▶ _Exercise details_
Write out the data below in full, unchanged, minus the images.

[Extracted data entries]
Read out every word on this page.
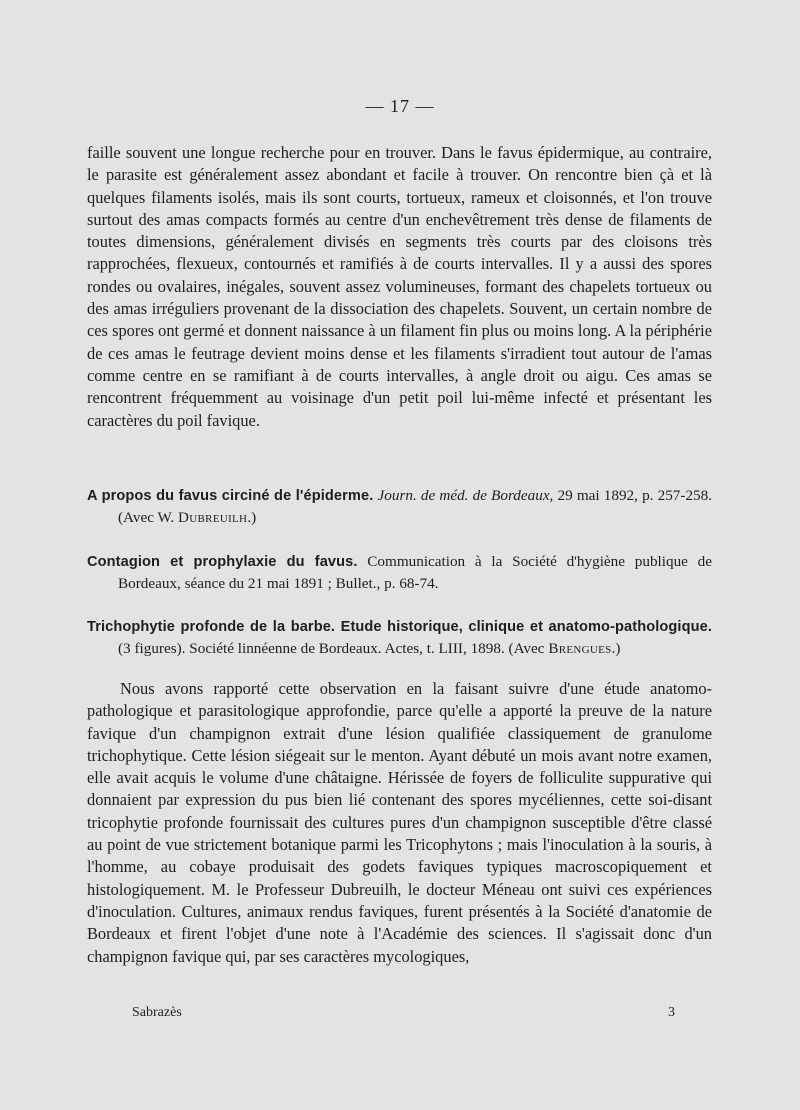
— 17 —

faille souvent une longue recherche pour en trouver. Dans le favus épidermique, au contraire, le parasite est généralement assez abondant et facile à trouver. On rencontre bien çà et là quelques filaments isolés, mais ils sont courts, tortueux, rameux et cloisonnés, et l'on trouve surtout des amas compacts formés au centre d'un enchevêtrement très dense de filaments de toutes dimensions, généralement divisés en segments très courts par des cloisons très rapprochées, flexueux, contournés et ramifiés à de courts intervalles. Il y a aussi des spores rondes ou ovalaires, inégales, souvent assez volumineuses, formant des chapelets tortueux ou des amas irréguliers provenant de la dissociation des chapelets. Souvent, un certain nombre de ces spores ont germé et donnent naissance à un filament fin plus ou moins long. A la périphérie de ces amas le feutrage devient moins dense et les filaments s'irradient tout autour de l'amas comme centre en se ramifiant à de courts intervalles, à angle droit ou aigu. Ces amas se rencontrent fréquemment au voisinage d'un petit poil lui-même infecté et présentant les caractères du poil favique.

A propos du favus circiné de l'épiderme. Journ. de méd. de Bordeaux, 29 mai 1892, p. 257-258. (Avec W. Dubreuilh.)

Contagion et prophylaxie du favus. Communication à la Société d'hygiène publique de Bordeaux, séance du 21 mai 1891 ; Bullet., p. 68-74.

Trichophytie profonde de la barbe. Etude historique, clinique et anatomo-pathologique. (3 figures). Société linnéenne de Bordeaux. Actes, t. LIII, 1898. (Avec Brengues.)

Nous avons rapporté cette observation en la faisant suivre d'une étude anatomo-pathologique et parasitologique approfondie, parce qu'elle a apporté la preuve de la nature favique d'un champignon extrait d'une lésion qualifiée classiquement de granulome trichophytique. Cette lésion siégeait sur le menton. Ayant débuté un mois avant notre examen, elle avait acquis le volume d'une châtaigne. Hérissée de foyers de folliculite suppurative qui donnaient par expression du pus bien lié contenant des spores mycéliennes, cette soi-disant tricophytie profonde fournissait des cultures pures d'un champignon susceptible d'être classé au point de vue strictement botanique parmi les Tricophytons ; mais l'inoculation à la souris, à l'homme, au cobaye produisait des godets faviques typiques macroscopiquement et histologiquement. M. le Professeur Dubreuilh, le docteur Méneau ont suivi ces expériences d'inoculation. Cultures, animaux rendus faviques, furent présentés à la Société d'anatomie de Bordeaux et firent l'objet d'une note à l'Académie des sciences. Il s'agissait donc d'un champignon favique qui, par ses caractères mycologiques,

Sabrazès	3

▶ _Result below_
Read out every word on this page.
— 17 —

faille souvent une longue recherche pour en trouver. Dans le favus épidermique, au contraire, le parasite est généralement assez abondant et facile à trouver. On rencontre bien çà et là quelques filaments isolés, mais ils sont courts, tortueux, rameux et cloisonnés, et l'on trouve surtout des amas compacts formés au centre d'un enchevêtrement très dense de filaments de toutes dimensions, généralement divisés en segments très courts par des cloisons très rapprochées, flexueux, contournés et ramifiés à de courts intervalles. Il y a aussi des spores rondes ou ovalaires, inégales, souvent assez volumineuses, formant des chapelets tortueux ou des amas irréguliers provenant de la dissociation des chapelets. Souvent, un certain nombre de ces spores ont germé et donnent naissance à un filament fin plus ou moins long. A la périphérie de ces amas le feutrage devient moins dense et les filaments s'irradient tout autour de l'amas comme centre en se ramifiant à de courts intervalles, à angle droit ou aigu. Ces amas se rencontrent fréquemment au voisinage d'un petit poil lui-même infecté et présentant les caractères du poil favique.

A propos du favus circiné de l'épiderme. Journ. de méd. de Bordeaux, 29 mai 1892, p. 257-258. (Avec W. Dubreuilh.)

Contagion et prophylaxie du favus. Communication à la Société d'hygiène publique de Bordeaux, séance du 21 mai 1891 ; Bullet., p. 68-74.

Trichophytie profonde de la barbe. Etude historique, clinique et anatomo-pathologique. (3 figures). Société linnéenne de Bordeaux. Actes, t. LIII, 1898. (Avec Brengues.)

Nous avons rapporté cette observation en la faisant suivre d'une étude anatomo-pathologique et parasitologique approfondie, parce qu'elle a apporté la preuve de la nature favique d'un champignon extrait d'une lésion qualifiée classiquement de granulome trichophytique. Cette lésion siégeait sur le menton. Ayant débuté un mois avant notre examen, elle avait acquis le volume d'une châtaigne. Hérissée de foyers de folliculite suppurative qui donnaient par expression du pus bien lié contenant des spores mycéliennes, cette soi-disant tricophytie profonde fournissait des cultures pures d'un champignon susceptible d'être classé au point de vue strictement botanique parmi les Tricophytons ; mais l'inoculation à la souris, à l'homme, au cobaye produisait des godets faviques typiques macroscopiquement et histologiquement. M. le Professeur Dubreuilh, le docteur Méneau ont suivi ces expériences d'inoculation. Cultures, animaux rendus faviques, furent présentés à la Société d'anatomie de Bordeaux et firent l'objet d'une note à l'Académie des sciences. Il s'agissait donc d'un champignon favique qui, par ses caractères mycologiques,

Sabrazès	3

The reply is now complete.